**Short task:**
In the rows below, rename "inset-y-tick" to "inner-y-tick" everywhere it occurs and reproduce the rows with nothing else changed.

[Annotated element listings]
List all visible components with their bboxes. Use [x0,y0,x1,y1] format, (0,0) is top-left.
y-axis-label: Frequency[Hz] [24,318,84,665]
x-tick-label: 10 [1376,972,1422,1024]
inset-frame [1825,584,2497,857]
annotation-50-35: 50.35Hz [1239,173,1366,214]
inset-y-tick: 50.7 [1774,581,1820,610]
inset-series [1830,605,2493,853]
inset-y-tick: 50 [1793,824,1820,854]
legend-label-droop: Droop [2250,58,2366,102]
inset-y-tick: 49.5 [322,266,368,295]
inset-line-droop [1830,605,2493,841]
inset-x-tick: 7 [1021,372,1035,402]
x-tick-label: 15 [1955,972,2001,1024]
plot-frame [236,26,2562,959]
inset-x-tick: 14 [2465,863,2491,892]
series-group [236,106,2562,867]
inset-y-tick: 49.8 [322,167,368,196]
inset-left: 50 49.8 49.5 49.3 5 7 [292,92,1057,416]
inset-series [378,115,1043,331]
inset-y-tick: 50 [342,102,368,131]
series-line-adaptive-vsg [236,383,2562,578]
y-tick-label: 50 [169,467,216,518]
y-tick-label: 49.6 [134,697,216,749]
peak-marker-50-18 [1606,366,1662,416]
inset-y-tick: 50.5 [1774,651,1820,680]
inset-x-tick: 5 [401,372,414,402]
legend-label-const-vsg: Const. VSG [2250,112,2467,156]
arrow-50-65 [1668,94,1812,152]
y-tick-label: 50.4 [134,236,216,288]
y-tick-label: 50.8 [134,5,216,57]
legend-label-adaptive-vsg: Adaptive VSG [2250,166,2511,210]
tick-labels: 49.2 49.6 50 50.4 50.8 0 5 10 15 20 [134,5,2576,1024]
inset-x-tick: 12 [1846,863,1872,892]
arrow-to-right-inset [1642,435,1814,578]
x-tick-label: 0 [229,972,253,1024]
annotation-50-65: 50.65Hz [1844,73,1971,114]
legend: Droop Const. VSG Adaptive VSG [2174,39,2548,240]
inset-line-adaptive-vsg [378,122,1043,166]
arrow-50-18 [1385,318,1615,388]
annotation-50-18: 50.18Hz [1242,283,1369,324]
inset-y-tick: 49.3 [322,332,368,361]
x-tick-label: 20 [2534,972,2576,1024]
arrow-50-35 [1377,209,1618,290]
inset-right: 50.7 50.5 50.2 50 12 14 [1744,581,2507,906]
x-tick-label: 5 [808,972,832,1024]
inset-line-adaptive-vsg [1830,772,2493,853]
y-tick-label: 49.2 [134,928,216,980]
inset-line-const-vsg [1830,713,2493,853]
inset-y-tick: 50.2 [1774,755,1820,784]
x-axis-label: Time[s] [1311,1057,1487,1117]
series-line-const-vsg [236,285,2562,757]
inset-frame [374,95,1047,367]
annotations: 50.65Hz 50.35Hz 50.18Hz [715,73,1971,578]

**Output for this task:**
List all visible components with their bboxes. Use [x0,y0,x1,y1] format, (0,0) is top-left.
y-axis-label: Frequency[Hz] [24,318,84,665]
x-tick-label: 10 [1376,972,1422,1024]
inset-frame [1825,584,2497,857]
annotation-50-35: 50.35Hz [1239,173,1366,214]
inner-y-tick: 50.7 [1774,581,1820,610]
inset-series [1830,605,2493,853]
inner-y-tick: 50 [1793,824,1820,854]
legend-label-droop: Droop [2250,58,2366,102]
inner-y-tick: 49.5 [322,266,368,295]
inset-line-droop [1830,605,2493,841]
inset-x-tick: 7 [1021,372,1035,402]
x-tick-label: 15 [1955,972,2001,1024]
plot-frame [236,26,2562,959]
inset-x-tick: 14 [2465,863,2491,892]
series-group [236,106,2562,867]
inner-y-tick: 49.8 [322,167,368,196]
inset-left: 50 49.8 49.5 49.3 5 7 [292,92,1057,416]
inset-series [378,115,1043,331]
inner-y-tick: 50 [342,102,368,131]
series-line-adaptive-vsg [236,383,2562,578]
y-tick-label: 50 [169,467,216,518]
y-tick-label: 49.6 [134,697,216,749]
peak-marker-50-18 [1606,366,1662,416]
inner-y-tick: 50.5 [1774,651,1820,680]
inset-x-tick: 5 [401,372,414,402]
legend-label-const-vsg: Const. VSG [2250,112,2467,156]
arrow-50-65 [1668,94,1812,152]
y-tick-label: 50.4 [134,236,216,288]
y-tick-label: 50.8 [134,5,216,57]
legend-label-adaptive-vsg: Adaptive VSG [2250,166,2511,210]
tick-labels: 49.2 49.6 50 50.4 50.8 0 5 10 15 20 [134,5,2576,1024]
inset-x-tick: 12 [1846,863,1872,892]
arrow-to-right-inset [1642,435,1814,578]
x-tick-label: 0 [229,972,253,1024]
annotation-50-65: 50.65Hz [1844,73,1971,114]
legend: Droop Const. VSG Adaptive VSG [2174,39,2548,240]
inset-line-adaptive-vsg [378,122,1043,166]
arrow-50-18 [1385,318,1615,388]
annotation-50-18: 50.18Hz [1242,283,1369,324]
inner-y-tick: 49.3 [322,332,368,361]
x-tick-label: 20 [2534,972,2576,1024]
arrow-50-35 [1377,209,1618,290]
inset-right: 50.7 50.5 50.2 50 12 14 [1744,581,2507,906]
x-tick-label: 5 [808,972,832,1024]
inset-line-adaptive-vsg [1830,772,2493,853]
y-tick-label: 49.2 [134,928,216,980]
inset-line-const-vsg [1830,713,2493,853]
inner-y-tick: 50.2 [1774,755,1820,784]
x-axis-label: Time[s] [1311,1057,1487,1117]
series-line-const-vsg [236,285,2562,757]
inset-frame [374,95,1047,367]
annotations: 50.65Hz 50.35Hz 50.18Hz [715,73,1971,578]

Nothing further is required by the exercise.